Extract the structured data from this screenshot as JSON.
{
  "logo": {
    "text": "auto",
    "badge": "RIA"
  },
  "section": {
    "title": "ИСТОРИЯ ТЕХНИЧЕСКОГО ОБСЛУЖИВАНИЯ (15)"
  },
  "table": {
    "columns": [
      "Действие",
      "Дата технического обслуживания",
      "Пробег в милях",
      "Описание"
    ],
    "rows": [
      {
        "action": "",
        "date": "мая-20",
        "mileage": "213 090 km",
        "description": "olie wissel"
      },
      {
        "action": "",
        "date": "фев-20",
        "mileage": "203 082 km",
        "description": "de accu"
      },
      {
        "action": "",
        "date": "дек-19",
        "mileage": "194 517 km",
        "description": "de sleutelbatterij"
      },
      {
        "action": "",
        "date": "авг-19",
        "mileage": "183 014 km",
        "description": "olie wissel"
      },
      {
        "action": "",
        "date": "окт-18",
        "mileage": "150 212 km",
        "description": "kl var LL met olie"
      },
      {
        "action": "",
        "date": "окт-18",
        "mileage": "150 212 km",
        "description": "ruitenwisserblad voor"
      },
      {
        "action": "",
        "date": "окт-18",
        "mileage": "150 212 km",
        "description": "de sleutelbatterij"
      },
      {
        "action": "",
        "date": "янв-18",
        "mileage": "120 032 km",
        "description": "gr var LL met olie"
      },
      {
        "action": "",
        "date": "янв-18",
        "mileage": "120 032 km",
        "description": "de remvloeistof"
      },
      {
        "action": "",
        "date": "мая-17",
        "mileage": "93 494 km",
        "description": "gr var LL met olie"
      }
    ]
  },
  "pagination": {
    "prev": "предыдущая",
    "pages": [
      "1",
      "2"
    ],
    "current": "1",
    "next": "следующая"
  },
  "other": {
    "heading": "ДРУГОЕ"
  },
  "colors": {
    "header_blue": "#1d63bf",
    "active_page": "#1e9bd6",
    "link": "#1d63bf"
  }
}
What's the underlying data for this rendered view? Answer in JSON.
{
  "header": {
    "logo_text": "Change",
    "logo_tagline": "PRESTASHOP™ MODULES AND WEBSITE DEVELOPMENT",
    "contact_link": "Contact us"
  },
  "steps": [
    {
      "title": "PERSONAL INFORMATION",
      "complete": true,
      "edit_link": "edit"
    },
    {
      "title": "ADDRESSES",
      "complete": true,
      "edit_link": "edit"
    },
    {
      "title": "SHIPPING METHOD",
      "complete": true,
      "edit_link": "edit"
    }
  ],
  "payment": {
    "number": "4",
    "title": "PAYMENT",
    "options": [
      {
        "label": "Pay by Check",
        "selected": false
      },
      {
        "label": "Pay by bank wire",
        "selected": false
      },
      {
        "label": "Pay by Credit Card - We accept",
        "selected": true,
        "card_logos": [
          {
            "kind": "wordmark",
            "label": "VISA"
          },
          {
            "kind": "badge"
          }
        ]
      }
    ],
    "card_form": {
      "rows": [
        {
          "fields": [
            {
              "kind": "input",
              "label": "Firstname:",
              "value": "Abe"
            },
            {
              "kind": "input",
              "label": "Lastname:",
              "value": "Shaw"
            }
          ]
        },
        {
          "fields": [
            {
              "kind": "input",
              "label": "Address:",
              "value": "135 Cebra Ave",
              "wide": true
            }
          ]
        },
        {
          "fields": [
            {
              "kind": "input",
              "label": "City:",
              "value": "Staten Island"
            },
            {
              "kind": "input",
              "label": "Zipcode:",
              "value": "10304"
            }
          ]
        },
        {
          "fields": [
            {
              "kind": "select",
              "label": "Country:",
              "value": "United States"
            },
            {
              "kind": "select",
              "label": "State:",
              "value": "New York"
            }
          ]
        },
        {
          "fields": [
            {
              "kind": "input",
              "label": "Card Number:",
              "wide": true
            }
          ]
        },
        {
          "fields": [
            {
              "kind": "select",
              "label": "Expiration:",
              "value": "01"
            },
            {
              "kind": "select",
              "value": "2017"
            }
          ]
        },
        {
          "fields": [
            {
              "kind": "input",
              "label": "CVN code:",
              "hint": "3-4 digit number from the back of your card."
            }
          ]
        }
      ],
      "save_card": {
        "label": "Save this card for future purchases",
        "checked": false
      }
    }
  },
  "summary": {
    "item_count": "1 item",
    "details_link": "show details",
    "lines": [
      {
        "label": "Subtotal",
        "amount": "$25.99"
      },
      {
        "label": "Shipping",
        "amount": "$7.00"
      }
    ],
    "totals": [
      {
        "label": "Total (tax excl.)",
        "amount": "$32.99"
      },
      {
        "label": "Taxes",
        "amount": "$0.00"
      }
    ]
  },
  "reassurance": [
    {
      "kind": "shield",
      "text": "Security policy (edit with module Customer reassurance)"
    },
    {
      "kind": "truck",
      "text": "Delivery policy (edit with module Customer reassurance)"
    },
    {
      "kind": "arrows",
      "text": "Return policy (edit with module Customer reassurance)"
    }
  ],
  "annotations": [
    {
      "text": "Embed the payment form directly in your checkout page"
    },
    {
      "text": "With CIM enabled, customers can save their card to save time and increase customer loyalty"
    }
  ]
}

•••

What needs to be done: Search the lines above for the string "reassurance", then show every one that has it.

Answer for this exercise:
  "reassurance": [
      "text": "Security policy (edit with module Customer reassurance)"
      "text": "Delivery policy (edit with module Customer reassurance)"
      "text": "Return policy (edit with module Customer reassurance)"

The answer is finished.